What the task asks:
From the data that follows, copy every line holding the string "Superior".

Stored records:
-*-*-

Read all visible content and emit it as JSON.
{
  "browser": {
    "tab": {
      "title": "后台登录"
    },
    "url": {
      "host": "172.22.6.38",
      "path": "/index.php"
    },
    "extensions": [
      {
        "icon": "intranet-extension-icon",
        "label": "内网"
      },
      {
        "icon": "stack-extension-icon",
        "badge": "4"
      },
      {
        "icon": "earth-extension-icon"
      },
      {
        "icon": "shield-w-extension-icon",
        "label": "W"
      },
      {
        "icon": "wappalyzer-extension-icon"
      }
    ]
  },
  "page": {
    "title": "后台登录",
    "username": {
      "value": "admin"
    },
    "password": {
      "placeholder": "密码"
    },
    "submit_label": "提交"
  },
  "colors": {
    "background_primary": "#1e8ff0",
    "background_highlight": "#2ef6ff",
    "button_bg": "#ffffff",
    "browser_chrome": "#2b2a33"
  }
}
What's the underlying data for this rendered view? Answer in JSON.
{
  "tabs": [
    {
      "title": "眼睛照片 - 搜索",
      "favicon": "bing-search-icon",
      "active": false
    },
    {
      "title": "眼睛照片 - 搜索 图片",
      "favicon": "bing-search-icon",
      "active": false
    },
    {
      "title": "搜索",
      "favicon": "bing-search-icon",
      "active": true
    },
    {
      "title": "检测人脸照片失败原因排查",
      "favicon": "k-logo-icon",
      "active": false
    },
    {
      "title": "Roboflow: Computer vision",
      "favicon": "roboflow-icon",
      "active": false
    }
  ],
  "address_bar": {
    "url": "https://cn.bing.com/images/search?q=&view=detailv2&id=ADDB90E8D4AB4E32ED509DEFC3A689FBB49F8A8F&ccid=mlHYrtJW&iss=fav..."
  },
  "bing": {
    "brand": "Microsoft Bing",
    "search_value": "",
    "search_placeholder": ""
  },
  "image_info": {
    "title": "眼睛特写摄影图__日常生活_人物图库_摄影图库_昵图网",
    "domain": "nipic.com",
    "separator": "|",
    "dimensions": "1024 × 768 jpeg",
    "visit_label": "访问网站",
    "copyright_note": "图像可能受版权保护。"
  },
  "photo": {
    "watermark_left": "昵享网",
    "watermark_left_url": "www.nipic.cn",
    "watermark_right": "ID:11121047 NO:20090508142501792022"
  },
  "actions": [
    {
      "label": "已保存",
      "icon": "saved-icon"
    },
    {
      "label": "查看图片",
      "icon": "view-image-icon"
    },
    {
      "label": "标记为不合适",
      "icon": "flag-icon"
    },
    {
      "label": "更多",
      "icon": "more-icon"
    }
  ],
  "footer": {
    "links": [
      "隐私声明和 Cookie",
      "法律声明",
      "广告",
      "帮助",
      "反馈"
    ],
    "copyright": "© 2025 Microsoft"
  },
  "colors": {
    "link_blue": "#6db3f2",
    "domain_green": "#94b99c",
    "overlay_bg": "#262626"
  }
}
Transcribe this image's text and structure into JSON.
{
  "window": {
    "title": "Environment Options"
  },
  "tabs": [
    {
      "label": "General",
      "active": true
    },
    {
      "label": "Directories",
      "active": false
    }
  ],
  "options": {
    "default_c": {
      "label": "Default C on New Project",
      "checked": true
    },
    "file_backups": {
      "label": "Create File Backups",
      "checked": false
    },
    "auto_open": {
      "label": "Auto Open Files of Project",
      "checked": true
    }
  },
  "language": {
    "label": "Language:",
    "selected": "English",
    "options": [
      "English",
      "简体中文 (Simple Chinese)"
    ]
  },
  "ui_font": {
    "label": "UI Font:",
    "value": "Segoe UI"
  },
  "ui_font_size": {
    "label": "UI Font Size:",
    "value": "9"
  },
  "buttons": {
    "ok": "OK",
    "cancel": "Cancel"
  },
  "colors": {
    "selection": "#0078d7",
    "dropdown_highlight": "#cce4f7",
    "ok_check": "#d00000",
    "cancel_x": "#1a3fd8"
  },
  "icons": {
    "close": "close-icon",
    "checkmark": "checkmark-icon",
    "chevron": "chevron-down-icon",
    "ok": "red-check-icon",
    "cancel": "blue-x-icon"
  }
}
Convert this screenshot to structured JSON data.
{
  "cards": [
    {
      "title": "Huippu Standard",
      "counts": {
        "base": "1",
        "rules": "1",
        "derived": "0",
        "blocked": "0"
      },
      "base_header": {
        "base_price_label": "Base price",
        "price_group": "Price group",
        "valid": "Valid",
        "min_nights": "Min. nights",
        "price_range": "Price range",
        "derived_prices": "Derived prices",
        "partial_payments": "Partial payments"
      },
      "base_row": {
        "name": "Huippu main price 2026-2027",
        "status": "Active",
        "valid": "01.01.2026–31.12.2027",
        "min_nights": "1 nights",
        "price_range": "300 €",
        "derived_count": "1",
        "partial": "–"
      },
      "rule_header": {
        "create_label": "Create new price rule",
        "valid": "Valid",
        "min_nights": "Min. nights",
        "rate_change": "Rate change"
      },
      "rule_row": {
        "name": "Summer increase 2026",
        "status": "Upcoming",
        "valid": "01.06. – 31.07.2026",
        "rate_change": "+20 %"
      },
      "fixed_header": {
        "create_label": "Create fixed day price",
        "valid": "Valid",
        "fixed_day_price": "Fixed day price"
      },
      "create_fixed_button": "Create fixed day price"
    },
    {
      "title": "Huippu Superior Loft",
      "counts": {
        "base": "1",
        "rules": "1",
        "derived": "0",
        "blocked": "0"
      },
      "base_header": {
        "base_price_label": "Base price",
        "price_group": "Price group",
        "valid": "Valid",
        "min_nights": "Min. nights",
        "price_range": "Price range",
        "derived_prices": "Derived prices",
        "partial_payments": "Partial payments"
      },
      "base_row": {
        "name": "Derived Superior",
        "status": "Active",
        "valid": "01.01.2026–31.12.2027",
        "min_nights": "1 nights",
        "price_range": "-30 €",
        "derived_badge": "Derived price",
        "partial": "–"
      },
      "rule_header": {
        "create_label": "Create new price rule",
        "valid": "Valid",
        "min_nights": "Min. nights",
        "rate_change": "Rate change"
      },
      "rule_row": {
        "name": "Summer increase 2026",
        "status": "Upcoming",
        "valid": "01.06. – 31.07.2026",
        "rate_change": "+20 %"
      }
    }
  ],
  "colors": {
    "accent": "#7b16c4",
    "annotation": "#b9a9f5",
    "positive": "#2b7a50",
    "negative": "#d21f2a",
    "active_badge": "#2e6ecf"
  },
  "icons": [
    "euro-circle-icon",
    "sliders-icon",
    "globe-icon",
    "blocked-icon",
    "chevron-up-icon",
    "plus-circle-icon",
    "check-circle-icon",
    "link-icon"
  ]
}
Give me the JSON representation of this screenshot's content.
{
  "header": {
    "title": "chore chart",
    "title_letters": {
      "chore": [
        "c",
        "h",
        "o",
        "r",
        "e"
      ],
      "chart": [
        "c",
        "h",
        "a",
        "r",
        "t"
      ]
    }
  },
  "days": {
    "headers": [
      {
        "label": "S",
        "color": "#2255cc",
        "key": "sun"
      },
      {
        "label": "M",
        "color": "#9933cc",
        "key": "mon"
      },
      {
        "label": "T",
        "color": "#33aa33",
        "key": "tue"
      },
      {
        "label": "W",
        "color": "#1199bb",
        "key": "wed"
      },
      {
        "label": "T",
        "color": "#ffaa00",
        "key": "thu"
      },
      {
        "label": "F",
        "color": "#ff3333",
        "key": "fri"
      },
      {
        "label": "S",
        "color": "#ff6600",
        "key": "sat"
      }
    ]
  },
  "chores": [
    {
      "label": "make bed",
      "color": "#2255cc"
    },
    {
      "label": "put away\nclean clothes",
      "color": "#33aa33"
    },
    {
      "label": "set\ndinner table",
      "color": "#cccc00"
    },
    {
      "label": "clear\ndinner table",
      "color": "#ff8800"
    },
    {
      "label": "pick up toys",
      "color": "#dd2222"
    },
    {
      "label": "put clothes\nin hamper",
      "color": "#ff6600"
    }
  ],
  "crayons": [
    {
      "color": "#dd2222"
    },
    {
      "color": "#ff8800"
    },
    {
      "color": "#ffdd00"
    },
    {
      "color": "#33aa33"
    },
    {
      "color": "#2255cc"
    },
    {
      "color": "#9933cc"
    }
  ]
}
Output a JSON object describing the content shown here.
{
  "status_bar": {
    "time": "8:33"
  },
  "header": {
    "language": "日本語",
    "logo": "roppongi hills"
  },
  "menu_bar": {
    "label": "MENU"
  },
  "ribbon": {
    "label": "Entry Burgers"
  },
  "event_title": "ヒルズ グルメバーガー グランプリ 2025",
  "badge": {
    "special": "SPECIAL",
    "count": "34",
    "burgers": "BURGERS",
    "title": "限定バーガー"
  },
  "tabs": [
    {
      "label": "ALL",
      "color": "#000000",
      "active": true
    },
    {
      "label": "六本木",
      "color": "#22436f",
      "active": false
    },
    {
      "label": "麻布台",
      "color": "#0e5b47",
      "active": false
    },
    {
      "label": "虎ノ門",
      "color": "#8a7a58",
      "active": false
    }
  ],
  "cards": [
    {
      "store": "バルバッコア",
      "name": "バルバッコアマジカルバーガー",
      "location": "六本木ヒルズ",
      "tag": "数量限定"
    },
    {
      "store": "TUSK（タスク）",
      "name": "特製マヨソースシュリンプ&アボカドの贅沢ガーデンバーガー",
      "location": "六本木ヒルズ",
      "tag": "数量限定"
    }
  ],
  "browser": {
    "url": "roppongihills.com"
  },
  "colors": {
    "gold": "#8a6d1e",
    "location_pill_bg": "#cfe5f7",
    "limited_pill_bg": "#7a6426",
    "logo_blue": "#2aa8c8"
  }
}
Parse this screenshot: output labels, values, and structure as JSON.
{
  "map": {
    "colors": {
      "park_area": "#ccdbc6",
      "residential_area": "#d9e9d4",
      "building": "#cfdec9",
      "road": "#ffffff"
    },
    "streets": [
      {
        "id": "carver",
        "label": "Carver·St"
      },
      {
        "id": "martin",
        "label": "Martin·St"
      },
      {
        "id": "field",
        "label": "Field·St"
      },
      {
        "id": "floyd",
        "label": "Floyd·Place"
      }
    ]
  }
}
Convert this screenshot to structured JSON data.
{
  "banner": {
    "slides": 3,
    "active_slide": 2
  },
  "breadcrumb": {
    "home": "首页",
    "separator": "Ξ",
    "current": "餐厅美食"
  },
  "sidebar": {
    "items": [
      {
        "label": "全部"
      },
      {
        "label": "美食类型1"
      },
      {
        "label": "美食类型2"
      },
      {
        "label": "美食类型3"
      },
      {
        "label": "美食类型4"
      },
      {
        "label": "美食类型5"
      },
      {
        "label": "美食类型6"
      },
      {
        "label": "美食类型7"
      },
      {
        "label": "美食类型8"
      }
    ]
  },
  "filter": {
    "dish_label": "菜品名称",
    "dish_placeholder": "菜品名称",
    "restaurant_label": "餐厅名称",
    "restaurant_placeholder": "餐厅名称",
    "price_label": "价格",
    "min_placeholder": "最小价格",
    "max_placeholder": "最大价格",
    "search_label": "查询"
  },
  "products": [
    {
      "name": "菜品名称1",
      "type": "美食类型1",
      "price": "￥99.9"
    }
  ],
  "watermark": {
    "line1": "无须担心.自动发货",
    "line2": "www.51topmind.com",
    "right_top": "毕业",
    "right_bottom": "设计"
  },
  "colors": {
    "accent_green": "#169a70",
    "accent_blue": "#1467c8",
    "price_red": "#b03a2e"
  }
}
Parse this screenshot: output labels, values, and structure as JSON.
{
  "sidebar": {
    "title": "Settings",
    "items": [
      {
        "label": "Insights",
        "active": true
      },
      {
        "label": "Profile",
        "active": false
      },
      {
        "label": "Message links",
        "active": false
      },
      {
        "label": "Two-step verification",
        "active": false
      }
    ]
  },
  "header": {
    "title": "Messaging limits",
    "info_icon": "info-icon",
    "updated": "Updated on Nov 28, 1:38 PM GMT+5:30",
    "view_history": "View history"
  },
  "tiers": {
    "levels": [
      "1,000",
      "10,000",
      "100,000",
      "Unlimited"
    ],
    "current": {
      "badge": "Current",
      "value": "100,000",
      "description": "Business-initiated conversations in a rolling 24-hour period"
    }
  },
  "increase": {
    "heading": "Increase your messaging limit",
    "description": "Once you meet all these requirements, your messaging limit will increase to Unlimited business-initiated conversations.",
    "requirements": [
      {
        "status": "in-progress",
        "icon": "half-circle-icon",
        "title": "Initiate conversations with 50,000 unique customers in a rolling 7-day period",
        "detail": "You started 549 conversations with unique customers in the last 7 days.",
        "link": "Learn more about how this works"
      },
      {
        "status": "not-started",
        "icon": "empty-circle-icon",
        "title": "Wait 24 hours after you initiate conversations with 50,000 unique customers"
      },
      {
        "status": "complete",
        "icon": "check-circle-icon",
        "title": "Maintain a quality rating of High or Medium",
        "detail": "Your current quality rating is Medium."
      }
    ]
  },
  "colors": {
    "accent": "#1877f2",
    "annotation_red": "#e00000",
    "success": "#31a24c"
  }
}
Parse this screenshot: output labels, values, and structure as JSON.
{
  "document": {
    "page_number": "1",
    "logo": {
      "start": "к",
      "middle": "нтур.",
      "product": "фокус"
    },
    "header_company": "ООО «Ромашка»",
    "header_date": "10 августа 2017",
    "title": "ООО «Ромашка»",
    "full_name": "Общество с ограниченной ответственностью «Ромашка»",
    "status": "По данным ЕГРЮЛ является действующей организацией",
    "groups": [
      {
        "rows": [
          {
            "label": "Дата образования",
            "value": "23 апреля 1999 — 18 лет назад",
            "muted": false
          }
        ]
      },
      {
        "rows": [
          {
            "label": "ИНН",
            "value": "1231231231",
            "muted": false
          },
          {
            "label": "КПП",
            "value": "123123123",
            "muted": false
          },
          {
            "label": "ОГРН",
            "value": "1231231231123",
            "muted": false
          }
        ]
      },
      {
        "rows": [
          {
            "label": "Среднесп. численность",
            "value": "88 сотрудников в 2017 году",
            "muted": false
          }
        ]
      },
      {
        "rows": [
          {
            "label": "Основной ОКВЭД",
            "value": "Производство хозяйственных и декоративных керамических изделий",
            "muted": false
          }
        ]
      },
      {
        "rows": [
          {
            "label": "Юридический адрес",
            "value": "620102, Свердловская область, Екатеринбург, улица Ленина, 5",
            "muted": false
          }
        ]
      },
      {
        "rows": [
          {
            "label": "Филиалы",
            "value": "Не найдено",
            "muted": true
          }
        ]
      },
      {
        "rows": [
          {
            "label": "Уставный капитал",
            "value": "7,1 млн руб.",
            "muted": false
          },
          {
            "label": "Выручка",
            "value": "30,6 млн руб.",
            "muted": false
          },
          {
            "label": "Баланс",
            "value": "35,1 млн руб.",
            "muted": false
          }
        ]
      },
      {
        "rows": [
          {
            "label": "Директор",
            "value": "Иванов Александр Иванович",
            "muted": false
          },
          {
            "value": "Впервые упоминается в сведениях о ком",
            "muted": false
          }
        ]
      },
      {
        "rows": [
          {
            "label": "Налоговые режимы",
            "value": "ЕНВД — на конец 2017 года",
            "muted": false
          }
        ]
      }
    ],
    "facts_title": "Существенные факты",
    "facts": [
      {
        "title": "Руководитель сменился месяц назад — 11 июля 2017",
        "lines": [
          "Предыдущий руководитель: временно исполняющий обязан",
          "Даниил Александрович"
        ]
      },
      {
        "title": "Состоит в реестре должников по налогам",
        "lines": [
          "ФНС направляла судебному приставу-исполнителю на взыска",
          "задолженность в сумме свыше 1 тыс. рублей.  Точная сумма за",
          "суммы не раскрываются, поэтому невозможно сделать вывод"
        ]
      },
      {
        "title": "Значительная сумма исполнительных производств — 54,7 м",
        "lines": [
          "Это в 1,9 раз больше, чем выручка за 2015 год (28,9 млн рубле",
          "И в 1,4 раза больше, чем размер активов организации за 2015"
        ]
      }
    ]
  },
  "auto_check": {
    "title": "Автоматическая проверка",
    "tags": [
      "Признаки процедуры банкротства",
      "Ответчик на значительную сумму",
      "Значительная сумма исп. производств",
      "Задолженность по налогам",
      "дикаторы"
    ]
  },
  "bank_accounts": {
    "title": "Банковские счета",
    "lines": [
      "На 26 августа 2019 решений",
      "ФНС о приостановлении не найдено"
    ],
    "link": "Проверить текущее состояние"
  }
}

-*-*-

Solved exercise:
      "title": "Huippu Superior Loft",
        "name": "Derived Superior",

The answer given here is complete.